● Reading passage
--------------------------------
Amid much chest-bumping, Belgian and Swiss authorities shut down Razorback2, one of the biggest servers on the eDonkey network.
The Motion Picture Association heralded the crackdown, noting that, aside from movies, music and software, users traded child porn, bomb-making instructions and terrorist training videos.
“Razorback2 was not just an enormous index for Internet users engaged in illegal file swapping, it was a menace to society,” MPA EVP and Worldwide Anti-Piracy Director John G. Malcolm said in a press release.
But p2p foes shouldn't break out the pom-poms just yet.
Even though Razorback accounted for one-third of the network's users, the raid's effect on the eDonkey network traffic was practically nil.
"On a technical level that isn't particularly surprising," Andrew Parker, chief technical officer at CacheLogic, a UK-based watcher of Internet traffic patterns, told the E-Commerce Times. "The Razorback server is purely an eDonkey index server. It doesn't actually contain any of the illegal content itself, just the details of who is sharing what content."
Indeed, it seems that Razorback's downfall amounted to an episode of online Darwinism, as the network was somewhat less than state-of-the-art.
--------------------------------
● About this exercise
In the passage on the Razorback2 shutdown, what share of the eDonkey network's users did Razorback account for? These rows come from a separate source.

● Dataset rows
--------------------------------
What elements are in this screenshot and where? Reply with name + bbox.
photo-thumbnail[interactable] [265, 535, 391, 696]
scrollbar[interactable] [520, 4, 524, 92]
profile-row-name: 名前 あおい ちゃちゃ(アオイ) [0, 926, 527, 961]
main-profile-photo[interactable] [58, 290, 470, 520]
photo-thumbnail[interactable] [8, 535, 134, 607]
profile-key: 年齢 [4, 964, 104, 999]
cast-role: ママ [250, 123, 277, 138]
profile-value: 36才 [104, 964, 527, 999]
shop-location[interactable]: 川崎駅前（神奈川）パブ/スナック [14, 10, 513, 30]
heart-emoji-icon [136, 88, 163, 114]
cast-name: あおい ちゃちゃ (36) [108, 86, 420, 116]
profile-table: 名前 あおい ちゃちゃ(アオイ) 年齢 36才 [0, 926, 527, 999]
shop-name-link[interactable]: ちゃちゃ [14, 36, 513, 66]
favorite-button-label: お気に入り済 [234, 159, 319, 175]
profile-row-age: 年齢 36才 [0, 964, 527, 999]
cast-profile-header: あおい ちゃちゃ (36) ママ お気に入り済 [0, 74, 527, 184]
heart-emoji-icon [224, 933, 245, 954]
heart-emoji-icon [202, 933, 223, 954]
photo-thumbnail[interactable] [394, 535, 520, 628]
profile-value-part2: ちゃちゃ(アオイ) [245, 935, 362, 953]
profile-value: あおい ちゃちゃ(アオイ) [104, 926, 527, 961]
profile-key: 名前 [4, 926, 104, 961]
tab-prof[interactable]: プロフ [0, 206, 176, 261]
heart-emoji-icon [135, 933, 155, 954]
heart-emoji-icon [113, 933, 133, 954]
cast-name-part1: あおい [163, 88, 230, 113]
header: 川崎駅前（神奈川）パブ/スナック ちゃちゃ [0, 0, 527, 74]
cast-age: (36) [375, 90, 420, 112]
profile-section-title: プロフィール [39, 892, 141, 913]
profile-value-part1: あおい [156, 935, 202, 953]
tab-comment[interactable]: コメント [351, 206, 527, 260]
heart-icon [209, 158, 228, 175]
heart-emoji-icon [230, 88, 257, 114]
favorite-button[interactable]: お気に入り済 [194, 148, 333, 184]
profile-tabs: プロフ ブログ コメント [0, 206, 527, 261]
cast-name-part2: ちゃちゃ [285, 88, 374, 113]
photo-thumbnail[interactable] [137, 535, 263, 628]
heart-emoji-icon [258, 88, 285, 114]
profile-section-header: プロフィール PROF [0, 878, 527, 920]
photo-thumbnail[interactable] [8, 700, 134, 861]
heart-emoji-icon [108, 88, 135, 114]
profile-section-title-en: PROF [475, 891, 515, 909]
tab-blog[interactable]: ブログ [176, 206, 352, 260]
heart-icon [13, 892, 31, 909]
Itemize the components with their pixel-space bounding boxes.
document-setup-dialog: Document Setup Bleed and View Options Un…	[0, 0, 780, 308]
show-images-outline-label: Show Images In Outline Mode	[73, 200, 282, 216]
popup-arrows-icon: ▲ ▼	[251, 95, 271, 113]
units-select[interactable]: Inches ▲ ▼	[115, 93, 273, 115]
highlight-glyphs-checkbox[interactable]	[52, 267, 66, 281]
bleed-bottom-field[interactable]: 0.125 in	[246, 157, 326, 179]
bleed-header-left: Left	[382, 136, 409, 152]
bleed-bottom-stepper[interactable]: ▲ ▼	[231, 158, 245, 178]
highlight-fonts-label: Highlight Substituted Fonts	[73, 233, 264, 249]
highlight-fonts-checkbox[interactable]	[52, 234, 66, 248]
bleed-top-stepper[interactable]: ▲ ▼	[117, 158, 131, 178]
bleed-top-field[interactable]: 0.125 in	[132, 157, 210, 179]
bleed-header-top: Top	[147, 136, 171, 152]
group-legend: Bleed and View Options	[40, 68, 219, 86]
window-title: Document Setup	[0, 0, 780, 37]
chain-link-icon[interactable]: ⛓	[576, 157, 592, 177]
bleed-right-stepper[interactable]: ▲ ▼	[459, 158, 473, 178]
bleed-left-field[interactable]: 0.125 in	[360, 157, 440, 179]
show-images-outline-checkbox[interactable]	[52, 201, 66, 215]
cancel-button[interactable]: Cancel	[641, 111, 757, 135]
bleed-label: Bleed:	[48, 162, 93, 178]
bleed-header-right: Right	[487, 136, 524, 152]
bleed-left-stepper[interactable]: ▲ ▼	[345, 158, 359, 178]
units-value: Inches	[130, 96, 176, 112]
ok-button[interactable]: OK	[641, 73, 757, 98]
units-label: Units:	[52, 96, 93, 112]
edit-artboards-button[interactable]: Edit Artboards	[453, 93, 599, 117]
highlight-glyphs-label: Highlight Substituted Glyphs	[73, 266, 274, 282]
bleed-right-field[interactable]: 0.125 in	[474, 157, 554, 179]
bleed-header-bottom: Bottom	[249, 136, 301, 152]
--------------------------------
● Response to this task
One-third of the network's users.